## Start Text section
Richard seems to be the only one with a strong opinion on this. I'm happy to implement Richard's recommendations (both in the proposal and in the code), unless there are dissenting voices?

On Wed, 17 Jan 2024 at 22:30, Richard Eisenberg <rae@richarde.dev> wrote:
Sorry for being vague: I support emitting the constraint equating the linearity annotation to `Many` whenever the binding is of a form that linearity can't handle, with a CtOrigin that makes for a good error message.

I also support allowing bang-less patterns to be linear with -XStrict; my understanding of the specification of -XStrict is that it should mean "put bangs everywhere", so accepting bang-less patterns as linear here sounds right. My hope is that this is actually a simplification, because I would imagine there some notion of "strict binding" -- encompassing both a binding with an outer ! and any binding with -XStrict -- and then this new feature just hooks into that one.

Richard

On Jan 16, 2024, at 12:52 PM, Simon Peyton Jones <simon.peytonjones@gmail.com> wrote:

Richard

Arnaud articulates some alternatives, which I am very fuzzy about (as I say in my email).

Can you say which alternative you support?   (I'm thinking of the language design only; I'm sure we can implement whichever design we choose.)

Simon

On Tue, 16 Jan 2024 at 18:52, Richard Eisenberg <rae@richarde.dev> wrote:
I say we have our cake and eat it, too: get better inference and better error messages. I think this shouldn't be all that hard: when emitting the constraint that the linearity of the binding is `Many`, use an appropriate `CtOrigin` that can render as an informative message. I haven't gone through the code to see exactly the best structure here, but I feel pretty confident that this should be straightforward.

So I'm for the design Arnaud articulates below, but support the proposal regardless.

Richard

On Jan 12, 2024, at 3:08 AM, Arnaud Spiwack <arnaud.spiwack@tweag.io> wrote:

At Richard's prompting, I've added the following alternative to the proposal (the current proposal is the most conservative of the two, which we can choose to stick to if we're unsure). I'm copying the alternative here because rendering seems to be broken on Github right now.

I'm rather agnostic on which side we choose, to be honest. Anyone with medium-to-strong opinions on the question?
## End Text section
◆ Set tasks:
• A. In the email thread, how would you restate the paragraph beginning "I also support allowing bang-less patterns" more briefly, keeping its main facts?
• B. According to the email thread, why did Arnaud copy the alternative into his message?
The lines after the email thread are separate material and unrelated to it.
## Start Records supplied
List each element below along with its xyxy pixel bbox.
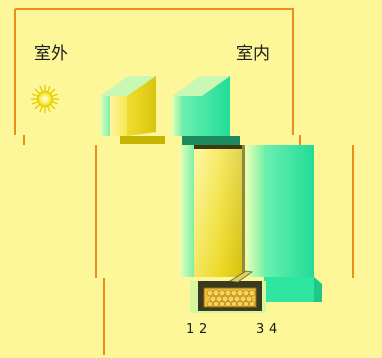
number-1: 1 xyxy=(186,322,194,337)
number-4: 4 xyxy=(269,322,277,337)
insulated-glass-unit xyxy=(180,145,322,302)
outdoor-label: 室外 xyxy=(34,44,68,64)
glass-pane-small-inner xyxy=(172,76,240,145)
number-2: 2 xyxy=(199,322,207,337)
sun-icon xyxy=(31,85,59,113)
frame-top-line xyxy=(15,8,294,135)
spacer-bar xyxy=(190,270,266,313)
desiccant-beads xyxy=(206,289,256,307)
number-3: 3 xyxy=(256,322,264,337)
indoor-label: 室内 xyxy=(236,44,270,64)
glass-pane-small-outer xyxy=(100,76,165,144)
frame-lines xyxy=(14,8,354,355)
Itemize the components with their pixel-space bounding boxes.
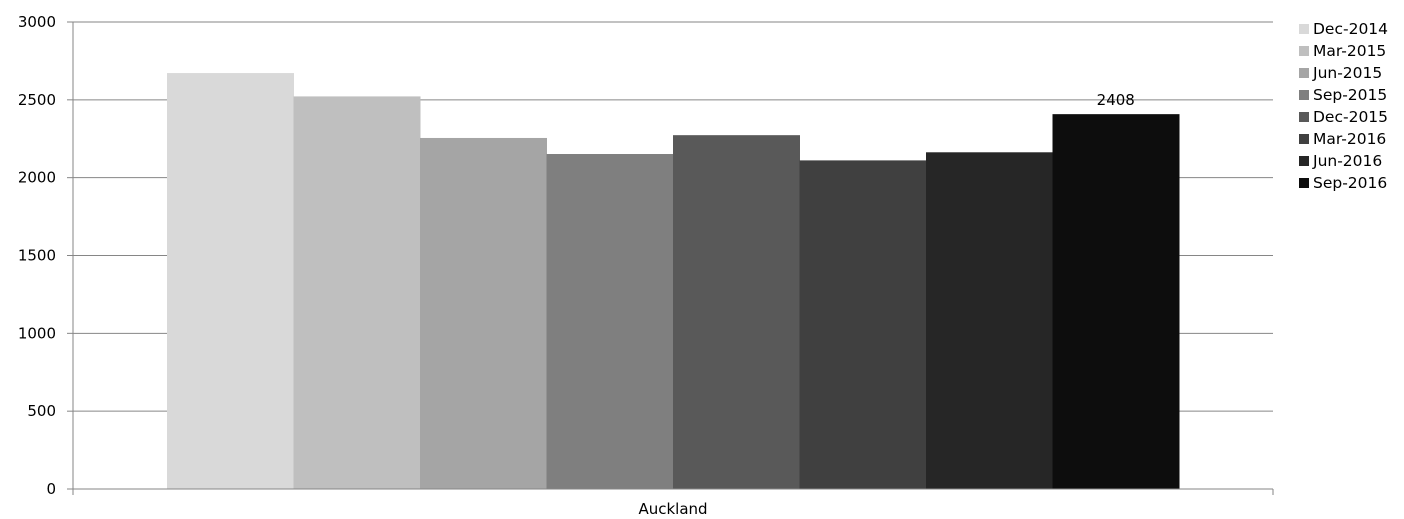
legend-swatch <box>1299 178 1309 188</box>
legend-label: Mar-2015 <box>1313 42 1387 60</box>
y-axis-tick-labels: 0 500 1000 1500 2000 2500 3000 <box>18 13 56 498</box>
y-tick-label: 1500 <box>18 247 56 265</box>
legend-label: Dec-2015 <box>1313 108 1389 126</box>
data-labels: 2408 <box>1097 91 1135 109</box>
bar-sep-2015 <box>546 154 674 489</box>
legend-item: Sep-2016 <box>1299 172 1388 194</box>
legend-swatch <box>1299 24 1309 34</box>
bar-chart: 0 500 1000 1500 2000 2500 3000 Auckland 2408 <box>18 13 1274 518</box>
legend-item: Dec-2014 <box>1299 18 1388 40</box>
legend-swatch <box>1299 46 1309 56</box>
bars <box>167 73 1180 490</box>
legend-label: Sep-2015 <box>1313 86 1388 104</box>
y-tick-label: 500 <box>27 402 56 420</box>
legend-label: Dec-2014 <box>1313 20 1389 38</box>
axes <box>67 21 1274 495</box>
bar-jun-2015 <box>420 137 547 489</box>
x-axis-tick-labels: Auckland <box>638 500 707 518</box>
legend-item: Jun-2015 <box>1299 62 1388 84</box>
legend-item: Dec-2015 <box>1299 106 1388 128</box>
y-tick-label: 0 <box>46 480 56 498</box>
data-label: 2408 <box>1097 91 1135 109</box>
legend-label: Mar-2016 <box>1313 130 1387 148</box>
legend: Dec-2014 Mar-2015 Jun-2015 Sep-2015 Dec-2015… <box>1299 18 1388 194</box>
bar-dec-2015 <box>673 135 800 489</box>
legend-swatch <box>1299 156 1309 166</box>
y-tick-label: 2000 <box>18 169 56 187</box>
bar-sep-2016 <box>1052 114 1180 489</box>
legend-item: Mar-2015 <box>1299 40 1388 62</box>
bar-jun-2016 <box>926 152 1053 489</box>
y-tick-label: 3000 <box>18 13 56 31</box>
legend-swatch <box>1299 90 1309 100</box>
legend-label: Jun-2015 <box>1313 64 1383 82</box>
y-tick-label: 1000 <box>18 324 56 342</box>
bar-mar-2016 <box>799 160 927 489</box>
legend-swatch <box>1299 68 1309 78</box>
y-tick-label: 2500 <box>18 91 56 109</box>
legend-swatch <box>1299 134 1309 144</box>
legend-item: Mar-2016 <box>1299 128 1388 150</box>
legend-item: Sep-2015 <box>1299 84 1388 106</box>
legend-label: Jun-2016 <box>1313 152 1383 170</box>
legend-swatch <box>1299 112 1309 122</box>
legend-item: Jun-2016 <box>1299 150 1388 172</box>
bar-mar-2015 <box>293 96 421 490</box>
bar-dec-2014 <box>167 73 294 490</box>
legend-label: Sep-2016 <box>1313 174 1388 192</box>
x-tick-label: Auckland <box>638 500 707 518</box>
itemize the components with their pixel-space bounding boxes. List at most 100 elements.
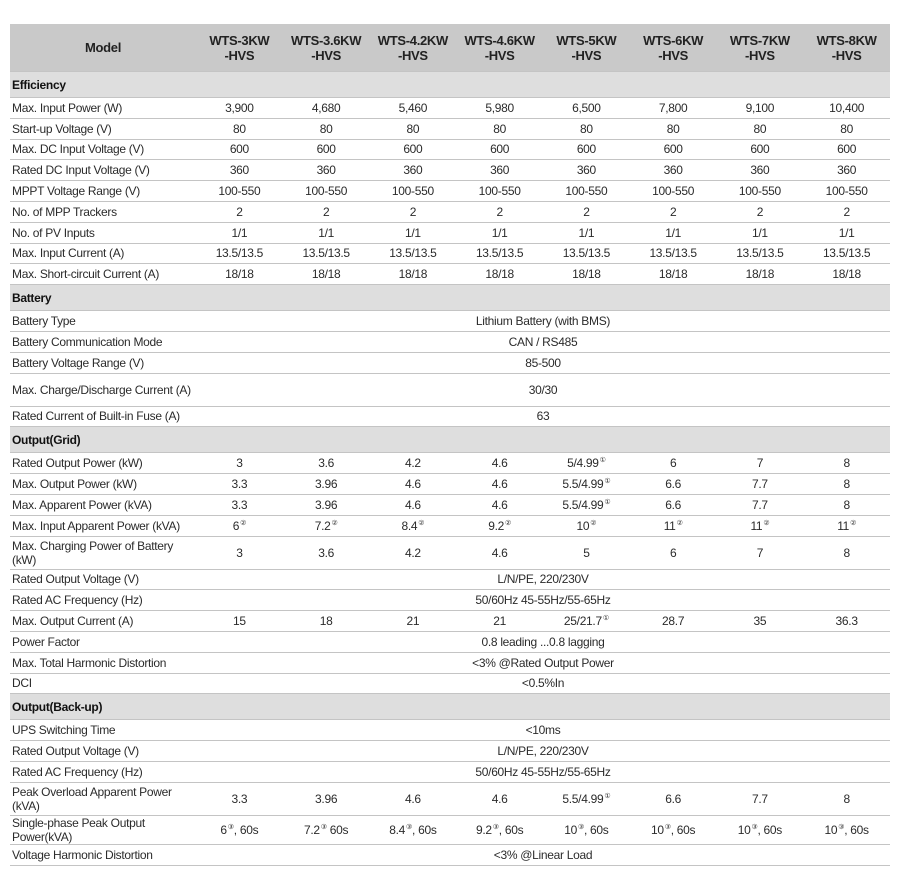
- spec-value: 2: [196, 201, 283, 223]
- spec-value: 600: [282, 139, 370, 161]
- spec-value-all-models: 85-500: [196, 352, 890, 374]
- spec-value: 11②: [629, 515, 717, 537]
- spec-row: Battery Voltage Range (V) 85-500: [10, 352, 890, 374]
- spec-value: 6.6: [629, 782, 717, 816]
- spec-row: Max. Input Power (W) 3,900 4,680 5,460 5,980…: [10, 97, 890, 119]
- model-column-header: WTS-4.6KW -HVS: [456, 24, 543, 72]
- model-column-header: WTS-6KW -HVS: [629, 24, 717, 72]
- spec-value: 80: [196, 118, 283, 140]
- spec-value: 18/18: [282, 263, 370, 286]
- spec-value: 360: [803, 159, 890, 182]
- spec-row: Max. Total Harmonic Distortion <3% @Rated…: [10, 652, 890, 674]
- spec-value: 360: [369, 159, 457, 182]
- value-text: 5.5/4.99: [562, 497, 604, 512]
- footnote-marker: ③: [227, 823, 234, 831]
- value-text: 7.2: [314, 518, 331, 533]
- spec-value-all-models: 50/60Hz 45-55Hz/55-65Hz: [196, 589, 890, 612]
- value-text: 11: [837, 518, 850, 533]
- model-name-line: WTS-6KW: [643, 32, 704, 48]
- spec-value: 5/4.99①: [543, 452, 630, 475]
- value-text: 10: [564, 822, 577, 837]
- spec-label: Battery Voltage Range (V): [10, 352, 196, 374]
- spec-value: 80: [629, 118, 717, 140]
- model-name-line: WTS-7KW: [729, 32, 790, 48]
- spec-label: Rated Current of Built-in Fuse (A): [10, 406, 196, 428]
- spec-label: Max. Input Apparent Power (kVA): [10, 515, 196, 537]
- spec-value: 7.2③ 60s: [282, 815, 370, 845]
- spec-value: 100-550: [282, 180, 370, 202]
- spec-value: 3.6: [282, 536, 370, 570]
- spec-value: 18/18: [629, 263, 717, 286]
## End Records supplied
◆ Response list:
• A. Richard also supports letting bang-less patterns be linear under -XStrict, since he understands -XStrict to mean "put bangs everywhere." He hopes this simplifies things: a single notion of "strict binding," covering both bindings with an outer ! and any binding under -XStrict, could serve as the hook for the new feature.

• B. Rendering seemed to be broken on Github at the time.